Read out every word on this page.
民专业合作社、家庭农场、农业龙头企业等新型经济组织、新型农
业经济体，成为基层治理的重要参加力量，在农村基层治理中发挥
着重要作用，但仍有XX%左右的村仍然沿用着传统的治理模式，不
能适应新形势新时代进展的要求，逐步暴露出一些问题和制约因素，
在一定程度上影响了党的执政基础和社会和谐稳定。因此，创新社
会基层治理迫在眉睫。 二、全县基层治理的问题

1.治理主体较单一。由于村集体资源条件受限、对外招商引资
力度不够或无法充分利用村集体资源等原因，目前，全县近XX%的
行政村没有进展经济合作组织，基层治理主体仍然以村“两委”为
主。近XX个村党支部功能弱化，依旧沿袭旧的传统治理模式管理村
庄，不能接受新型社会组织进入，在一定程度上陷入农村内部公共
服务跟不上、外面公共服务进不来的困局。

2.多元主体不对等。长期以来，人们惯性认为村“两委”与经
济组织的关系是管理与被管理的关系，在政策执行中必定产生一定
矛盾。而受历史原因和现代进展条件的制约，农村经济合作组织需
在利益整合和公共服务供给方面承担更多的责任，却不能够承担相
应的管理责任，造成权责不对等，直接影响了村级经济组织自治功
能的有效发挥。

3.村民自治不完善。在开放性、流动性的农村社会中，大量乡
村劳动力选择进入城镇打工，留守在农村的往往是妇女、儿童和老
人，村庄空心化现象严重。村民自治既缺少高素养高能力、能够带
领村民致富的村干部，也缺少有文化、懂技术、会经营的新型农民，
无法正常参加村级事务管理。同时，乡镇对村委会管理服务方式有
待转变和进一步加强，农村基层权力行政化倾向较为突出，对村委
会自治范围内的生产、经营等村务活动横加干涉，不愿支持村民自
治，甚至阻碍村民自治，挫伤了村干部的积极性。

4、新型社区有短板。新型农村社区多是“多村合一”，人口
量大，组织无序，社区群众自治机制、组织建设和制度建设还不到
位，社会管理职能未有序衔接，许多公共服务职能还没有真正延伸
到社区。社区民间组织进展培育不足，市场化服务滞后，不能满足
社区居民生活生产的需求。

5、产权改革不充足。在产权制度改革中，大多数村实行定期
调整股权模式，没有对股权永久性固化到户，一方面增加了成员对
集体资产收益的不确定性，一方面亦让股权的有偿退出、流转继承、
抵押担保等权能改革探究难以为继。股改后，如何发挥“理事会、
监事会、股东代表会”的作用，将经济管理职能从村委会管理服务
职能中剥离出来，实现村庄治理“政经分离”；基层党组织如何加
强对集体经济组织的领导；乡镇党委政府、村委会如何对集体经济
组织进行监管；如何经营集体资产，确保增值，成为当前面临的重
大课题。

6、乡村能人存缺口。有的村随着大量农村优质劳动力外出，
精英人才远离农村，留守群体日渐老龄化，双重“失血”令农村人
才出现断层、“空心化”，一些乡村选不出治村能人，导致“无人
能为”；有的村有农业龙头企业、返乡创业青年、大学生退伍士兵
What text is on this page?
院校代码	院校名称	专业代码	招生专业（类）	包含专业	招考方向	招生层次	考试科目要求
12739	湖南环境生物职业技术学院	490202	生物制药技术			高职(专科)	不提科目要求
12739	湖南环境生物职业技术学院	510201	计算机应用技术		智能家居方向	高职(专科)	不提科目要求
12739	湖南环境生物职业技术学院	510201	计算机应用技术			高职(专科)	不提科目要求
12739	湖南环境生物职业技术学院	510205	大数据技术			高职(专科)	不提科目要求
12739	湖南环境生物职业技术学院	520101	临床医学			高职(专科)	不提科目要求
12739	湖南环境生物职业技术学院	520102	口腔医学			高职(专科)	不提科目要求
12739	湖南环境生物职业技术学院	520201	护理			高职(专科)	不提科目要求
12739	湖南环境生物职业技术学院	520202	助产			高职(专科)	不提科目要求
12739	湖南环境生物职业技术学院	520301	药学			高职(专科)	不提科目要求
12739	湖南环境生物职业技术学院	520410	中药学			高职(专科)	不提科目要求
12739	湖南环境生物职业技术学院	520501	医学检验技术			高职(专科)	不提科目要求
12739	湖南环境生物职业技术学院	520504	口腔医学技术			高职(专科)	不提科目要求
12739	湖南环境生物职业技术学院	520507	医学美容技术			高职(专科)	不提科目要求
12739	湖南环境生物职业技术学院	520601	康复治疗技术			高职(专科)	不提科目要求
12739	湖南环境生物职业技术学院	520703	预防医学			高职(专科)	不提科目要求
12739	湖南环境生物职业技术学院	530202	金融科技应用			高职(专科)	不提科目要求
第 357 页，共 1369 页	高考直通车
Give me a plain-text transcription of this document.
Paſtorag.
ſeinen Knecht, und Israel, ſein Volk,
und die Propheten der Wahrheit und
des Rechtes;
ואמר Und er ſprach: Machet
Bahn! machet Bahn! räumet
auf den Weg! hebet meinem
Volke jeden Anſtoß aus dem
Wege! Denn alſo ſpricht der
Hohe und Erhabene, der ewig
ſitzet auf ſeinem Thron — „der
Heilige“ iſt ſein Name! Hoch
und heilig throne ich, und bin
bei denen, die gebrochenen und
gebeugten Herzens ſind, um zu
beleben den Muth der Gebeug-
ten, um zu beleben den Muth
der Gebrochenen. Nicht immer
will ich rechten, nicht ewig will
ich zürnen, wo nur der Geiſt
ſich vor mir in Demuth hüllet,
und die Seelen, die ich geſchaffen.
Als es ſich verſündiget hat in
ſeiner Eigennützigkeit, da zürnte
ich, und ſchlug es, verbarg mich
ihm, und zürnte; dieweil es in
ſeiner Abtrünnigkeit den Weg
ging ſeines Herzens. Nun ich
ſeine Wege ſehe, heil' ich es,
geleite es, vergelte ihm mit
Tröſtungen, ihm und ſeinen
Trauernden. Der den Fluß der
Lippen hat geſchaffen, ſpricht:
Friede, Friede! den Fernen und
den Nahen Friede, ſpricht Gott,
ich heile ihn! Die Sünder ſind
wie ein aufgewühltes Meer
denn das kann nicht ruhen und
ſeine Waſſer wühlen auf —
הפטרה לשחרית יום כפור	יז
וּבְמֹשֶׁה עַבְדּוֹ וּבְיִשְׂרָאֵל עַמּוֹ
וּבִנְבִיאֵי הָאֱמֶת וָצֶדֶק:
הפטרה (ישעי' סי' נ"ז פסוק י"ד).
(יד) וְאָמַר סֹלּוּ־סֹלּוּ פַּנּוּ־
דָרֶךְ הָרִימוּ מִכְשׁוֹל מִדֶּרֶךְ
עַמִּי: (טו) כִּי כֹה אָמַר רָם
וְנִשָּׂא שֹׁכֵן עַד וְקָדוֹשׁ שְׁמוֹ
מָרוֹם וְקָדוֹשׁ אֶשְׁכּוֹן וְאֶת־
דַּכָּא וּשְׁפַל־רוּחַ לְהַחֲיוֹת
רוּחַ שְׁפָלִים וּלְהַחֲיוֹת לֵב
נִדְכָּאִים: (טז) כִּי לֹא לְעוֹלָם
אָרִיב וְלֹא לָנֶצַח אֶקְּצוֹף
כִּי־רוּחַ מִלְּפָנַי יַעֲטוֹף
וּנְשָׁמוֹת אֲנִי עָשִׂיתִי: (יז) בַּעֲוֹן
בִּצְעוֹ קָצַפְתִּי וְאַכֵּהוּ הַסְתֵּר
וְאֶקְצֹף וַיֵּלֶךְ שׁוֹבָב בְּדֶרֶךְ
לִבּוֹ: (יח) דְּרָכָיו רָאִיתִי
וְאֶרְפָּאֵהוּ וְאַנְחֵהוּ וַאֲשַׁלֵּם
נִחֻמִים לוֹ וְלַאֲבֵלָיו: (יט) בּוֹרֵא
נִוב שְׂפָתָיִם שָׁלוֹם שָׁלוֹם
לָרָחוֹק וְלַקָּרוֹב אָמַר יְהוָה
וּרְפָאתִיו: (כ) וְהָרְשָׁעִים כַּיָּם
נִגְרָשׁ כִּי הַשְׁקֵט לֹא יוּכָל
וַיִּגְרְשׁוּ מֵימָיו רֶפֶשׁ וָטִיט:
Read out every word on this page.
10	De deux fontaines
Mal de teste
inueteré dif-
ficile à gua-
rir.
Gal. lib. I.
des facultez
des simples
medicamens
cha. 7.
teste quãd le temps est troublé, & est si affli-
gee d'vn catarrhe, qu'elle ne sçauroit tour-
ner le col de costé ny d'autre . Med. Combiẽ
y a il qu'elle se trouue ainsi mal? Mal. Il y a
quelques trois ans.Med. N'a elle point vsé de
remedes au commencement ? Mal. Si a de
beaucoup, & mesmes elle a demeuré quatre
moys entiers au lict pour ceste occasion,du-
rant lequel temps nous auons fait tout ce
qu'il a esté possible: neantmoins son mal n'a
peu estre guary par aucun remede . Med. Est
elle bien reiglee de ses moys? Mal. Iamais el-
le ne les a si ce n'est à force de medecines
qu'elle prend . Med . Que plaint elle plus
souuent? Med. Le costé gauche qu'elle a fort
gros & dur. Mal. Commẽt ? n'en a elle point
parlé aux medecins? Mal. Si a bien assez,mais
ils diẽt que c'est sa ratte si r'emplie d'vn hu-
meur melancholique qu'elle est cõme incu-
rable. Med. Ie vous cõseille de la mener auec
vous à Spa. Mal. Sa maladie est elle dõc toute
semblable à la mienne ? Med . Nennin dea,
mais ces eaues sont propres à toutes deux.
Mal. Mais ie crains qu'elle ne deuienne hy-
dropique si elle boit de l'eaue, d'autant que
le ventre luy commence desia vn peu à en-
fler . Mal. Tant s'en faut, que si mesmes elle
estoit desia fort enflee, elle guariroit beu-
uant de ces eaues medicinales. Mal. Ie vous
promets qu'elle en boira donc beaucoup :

◆ **What is being asked**
Pick out each line in the material containing "text".

◆ **Expected answer**
What text is on this page?
Give me a plain-text transcription of this document.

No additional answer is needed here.